Transcribe the material below exactly as it appears.

- **Records for this task**:
——

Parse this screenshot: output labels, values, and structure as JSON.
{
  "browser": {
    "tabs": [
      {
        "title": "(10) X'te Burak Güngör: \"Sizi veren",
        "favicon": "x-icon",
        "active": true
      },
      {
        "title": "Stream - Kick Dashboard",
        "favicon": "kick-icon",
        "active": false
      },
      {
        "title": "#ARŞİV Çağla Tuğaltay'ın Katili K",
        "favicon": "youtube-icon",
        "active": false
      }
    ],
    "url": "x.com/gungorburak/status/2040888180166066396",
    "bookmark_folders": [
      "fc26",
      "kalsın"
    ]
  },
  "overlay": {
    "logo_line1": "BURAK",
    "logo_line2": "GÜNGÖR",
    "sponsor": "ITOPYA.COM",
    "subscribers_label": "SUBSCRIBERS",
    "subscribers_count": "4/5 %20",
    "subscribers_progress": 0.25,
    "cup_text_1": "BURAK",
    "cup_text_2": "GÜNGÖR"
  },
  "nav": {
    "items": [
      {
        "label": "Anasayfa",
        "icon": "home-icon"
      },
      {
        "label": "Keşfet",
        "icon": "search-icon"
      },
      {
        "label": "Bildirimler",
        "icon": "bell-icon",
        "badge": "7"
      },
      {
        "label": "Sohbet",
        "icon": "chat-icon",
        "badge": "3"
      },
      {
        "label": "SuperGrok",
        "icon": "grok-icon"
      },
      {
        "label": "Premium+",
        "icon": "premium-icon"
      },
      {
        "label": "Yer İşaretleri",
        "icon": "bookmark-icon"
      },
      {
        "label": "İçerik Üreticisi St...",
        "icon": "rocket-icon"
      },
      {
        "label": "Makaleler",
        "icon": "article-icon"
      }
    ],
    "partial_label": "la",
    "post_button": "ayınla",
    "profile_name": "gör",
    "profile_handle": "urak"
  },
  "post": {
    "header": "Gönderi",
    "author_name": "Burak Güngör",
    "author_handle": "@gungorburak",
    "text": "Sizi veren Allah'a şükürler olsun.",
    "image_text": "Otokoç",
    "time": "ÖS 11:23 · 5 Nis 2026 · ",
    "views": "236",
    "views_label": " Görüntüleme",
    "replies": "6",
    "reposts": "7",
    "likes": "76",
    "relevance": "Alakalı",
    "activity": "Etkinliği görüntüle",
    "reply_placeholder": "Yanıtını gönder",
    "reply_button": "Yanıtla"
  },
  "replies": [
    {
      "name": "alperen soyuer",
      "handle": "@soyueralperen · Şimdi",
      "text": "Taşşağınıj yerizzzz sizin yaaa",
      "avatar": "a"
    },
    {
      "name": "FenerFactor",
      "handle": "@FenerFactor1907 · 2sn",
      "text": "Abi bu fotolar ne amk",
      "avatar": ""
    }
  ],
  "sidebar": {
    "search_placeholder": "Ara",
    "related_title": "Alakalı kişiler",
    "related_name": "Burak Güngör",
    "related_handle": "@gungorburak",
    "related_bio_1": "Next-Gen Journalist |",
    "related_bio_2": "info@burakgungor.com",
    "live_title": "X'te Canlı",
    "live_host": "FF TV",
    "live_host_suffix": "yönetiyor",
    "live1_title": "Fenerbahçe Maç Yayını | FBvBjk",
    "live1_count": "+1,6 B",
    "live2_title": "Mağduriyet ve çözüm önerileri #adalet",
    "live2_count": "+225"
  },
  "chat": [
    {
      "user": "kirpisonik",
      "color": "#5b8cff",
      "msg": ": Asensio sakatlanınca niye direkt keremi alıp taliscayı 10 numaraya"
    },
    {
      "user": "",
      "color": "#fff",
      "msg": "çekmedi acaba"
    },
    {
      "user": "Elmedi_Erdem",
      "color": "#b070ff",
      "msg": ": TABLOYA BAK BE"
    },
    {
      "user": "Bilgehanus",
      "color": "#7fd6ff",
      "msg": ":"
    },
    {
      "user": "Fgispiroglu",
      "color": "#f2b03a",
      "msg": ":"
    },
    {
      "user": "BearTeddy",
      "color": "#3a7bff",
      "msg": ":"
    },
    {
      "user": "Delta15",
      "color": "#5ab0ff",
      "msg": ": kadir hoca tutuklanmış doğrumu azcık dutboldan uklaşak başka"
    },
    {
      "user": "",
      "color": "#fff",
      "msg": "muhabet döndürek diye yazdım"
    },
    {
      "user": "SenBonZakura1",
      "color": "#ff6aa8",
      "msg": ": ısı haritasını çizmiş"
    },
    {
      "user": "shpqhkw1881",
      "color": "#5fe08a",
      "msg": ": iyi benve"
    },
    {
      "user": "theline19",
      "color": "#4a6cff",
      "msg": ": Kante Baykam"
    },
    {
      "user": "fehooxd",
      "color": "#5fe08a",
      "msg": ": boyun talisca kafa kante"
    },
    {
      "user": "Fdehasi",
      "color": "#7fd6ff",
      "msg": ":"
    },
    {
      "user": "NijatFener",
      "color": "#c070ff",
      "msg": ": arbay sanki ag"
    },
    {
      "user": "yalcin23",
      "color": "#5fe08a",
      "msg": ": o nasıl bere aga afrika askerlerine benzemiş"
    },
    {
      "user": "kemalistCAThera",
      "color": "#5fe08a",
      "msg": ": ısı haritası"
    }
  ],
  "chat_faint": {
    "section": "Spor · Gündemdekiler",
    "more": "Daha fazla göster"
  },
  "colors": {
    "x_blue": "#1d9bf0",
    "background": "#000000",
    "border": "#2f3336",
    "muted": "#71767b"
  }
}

——

- **Exercise result**:
Parse this screenshot: output labels, values, and structure as JSON.
{
  "browser": {
    "tabs": [
      {
        "title": "(10) X'te Burak Güngör: \"Sizi veren",
        "favicon": "x-icon",
        "active": true
      },
      {
        "title": "Stream - Kick Dashboard",
        "favicon": "kick-icon",
        "active": false
      },
      {
        "title": "#ARŞİV Çağla Tuğaltay'ın Katili K",
        "favicon": "youtube-icon",
        "active": false
      }
    ],
    "url": "x.com/gungorburak/status/2040888180166066396",
    "bookmark_folders": [
      "fc26",
      "kalsın"
    ]
  },
  "overlay": {
    "logo_line1": "BURAK",
    "logo_line2": "GÜNGÖR",
    "sponsor": "ITOPYA.COM",
    "subscribers_label": "SUBSCRIBERS",
    "subscribers_count": "4/5 %20",
    "subscribers_progress": 0.25,
    "cup_text_1": "BURAK",
    "cup_text_2": "GÜNGÖR"
  },
  "nav": {
    "items": [
      {
        "label": "Anasayfa",
        "icon": "home-icon"
      },
      {
        "label": "Keşfet",
        "icon": "search-icon"
      },
      {
        "label": "Bildirimler",
        "icon": "bell-icon",
        "badge": "7"
      },
      {
        "label": "Sohbet",
        "icon": "chat-icon",
        "badge": "3"
      },
      {
        "label": "SuperGrok",
        "icon": "grok-icon"
      },
      {
        "label": "Premium+",
        "icon": "premium-icon"
      },
      {
        "label": "Yer İşaretleri",
        "icon": "bookmark-icon"
      },
      {
        "label": "İçerik Üreticisi St...",
        "icon": "rocket-icon"
      },
      {
        "label": "Makaleler",
        "icon": "article-icon"
      }
    ],
    "partial_label": "la",
    "post_button": "ayınla",
    "profile_name": "gör",
    "profile_handle": "urak"
  },
  "post": {
    "header": "Gönderi",
    "author_name": "Burak Güngör",
    "author_handle": "@gungorburak",
    "text": "Sizi veren Allah'a şükürler olsun.",
    "image_text": "Otokoç",
    "time": "ÖS 11:23 · 5 Nis 2026 · ",
    "views": "236",
    "views_label": " Görüntüleme",
    "replies": "6",
    "reposts": "7",
    "likes": "76",
    "relevance": "Alakalı",
    "activity": "Etkinliği görüntüle",
    "reply_placeholder": "Yanıtını gönder",
    "reply_button": "Yanıtla"
  },
  "replies": [
    {
      "name": "alperen soyuer",
      "handle": "@soyueralperen · Şimdi",
      "text": "Taşşağınıj yerizzzz sizin yaaa",
      "avatar": "a"
    },
    {
      "name": "FenerFactor",
      "handle": "@FenerFactor1907 · 2sn",
      "text": "Abi bu fotolar ne amk",
      "avatar": ""
    }
  ],
  "sidebar": {
    "search_placeholder": "Ara",
    "related_title": "Alakalı kişiler",
    "related_name": "Burak Güngör",
    "related_handle": "@gungorburak",
    "related_bio_1": "Next-Gen Journalist |",
    "related_bio_2": "info@burakgungor.com",
    "live_title": "X'te Canlı",
    "live_host": "FF TV",
    "live_host_suffix": "yönetiyor",
    "live1_title": "Fenerbahçe Maç Yayını | FBvBjk",
    "live1_count": "+1,6 B",
    "live2_title": "Mağduriyet ve çözüm önerileri #adalet",
    "live2_count": "+225"
  },
  "chat": [
    {
      "user": "kirpisonik",
      "color": "#5b8cff",
      "msg": ": Asensio sakatlanınca niye direkt keremi alıp taliscayı 10 numaraya"
    },
    {
      "user": "",
      "color": "#fff",
      "msg": "çekmedi acaba"
    },
    {
      "user": "Elmedi_Erdem",
      "color": "#b070ff",
      "msg": ": TABLOYA BAK BE"
    },
    {
      "user": "Bilgehanus",
      "color": "#7fd6ff",
      "msg": ":"
    },
    {
      "user": "Fgispiroglu",
      "color": "#f2b03a",
      "msg": ":"
    },
    {
      "user": "BearTeddy",
      "color": "#3a7bff",
      "msg": ":"
    },
    {
      "user": "Delta15",
      "color": "#5ab0ff",
      "msg": ": kadir hoca tutuklanmış doğrumu azcık dutboldan uklaşak başka"
    },
    {
      "user": "",
      "color": "#fff",
      "msg": "muhabet döndürek diye yazdım"
    },
    {
      "user": "SenBonZakura1",
      "color": "#ff6aa8",
      "msg": ": ısı haritasını çizmiş"
    },
    {
      "user": "shpqhkw1881",
      "color": "#5fe08a",
      "msg": ": iyi benve"
    },
    {
      "user": "theline19",
      "color": "#4a6cff",
      "msg": ": Kante Baykam"
    },
    {
      "user": "fehooxd",
      "color": "#5fe08a",
      "msg": ": boyun talisca kafa kante"
    },
    {
      "user": "Fdehasi",
      "color": "#7fd6ff",
      "msg": ":"
    },
    {
      "user": "NijatFener",
      "color": "#c070ff",
      "msg": ": arbay sanki ag"
    },
    {
      "user": "yalcin23",
      "color": "#5fe08a",
      "msg": ": o nasıl bere aga afrika askerlerine benzemiş"
    },
    {
      "user": "kemalistCAThera",
      "color": "#5fe08a",
      "msg": ": ısı haritası"
    }
  ],
  "chat_faint": {
    "section": "Spor · Gündemdekiler",
    "more": "Daha fazla göster"
  },
  "colors": {
    "x_blue": "#1d9bf0",
    "background": "#000000",
    "border": "#2f3336",
    "muted": "#71767b"
  }
}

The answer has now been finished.